* [Recorded data]:

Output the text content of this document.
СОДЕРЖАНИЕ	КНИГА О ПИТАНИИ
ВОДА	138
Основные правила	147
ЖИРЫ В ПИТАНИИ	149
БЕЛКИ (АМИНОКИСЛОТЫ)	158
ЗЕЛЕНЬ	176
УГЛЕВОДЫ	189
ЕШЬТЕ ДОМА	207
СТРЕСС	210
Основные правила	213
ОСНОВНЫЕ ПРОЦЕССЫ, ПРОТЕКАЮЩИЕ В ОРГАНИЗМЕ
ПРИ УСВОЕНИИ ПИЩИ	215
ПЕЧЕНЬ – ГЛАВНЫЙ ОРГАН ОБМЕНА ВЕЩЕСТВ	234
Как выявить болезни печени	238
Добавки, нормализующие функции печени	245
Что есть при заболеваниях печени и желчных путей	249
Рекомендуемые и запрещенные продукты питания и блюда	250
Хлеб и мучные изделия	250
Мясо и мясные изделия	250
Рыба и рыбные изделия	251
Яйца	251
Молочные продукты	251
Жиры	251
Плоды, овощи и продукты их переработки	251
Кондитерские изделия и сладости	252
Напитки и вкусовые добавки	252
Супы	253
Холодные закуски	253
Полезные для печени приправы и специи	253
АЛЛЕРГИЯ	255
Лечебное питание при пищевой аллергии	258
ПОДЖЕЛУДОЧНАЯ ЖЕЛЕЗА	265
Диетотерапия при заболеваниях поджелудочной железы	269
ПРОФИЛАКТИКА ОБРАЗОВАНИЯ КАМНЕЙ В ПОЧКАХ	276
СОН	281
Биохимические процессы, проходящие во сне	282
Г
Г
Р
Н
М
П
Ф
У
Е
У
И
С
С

* [Exercise goal]: Reproduce the listing in full. Keep it exactly as written.

* [Final result]:
Output the text content of this document.
СОДЕРЖАНИЕ	КНИГА О ПИТАНИИ
ВОДА	138
Основные правила	147
ЖИРЫ В ПИТАНИИ	149
БЕЛКИ (АМИНОКИСЛОТЫ)	158
ЗЕЛЕНЬ	176
УГЛЕВОДЫ	189
ЕШЬТЕ ДОМА	207
СТРЕСС	210
Основные правила	213
ОСНОВНЫЕ ПРОЦЕССЫ, ПРОТЕКАЮЩИЕ В ОРГАНИЗМЕ
ПРИ УСВОЕНИИ ПИЩИ	215
ПЕЧЕНЬ – ГЛАВНЫЙ ОРГАН ОБМЕНА ВЕЩЕСТВ	234
Как выявить болезни печени	238
Добавки, нормализующие функции печени	245
Что есть при заболеваниях печени и желчных путей	249
Рекомендуемые и запрещенные продукты питания и блюда	250
Хлеб и мучные изделия	250
Мясо и мясные изделия	250
Рыба и рыбные изделия	251
Яйца	251
Молочные продукты	251
Жиры	251
Плоды, овощи и продукты их переработки	251
Кондитерские изделия и сладости	252
Напитки и вкусовые добавки	252
Супы	253
Холодные закуски	253
Полезные для печени приправы и специи	253
АЛЛЕРГИЯ	255
Лечебное питание при пищевой аллергии	258
ПОДЖЕЛУДОЧНАЯ ЖЕЛЕЗА	265
Диетотерапия при заболеваниях поджелудочной железы	269
ПРОФИЛАКТИКА ОБРАЗОВАНИЯ КАМНЕЙ В ПОЧКАХ	276
СОН	281
Биохимические процессы, проходящие во сне	282
Г
Г
Р
Н
М
П
Ф
У
Е
У
И
С
С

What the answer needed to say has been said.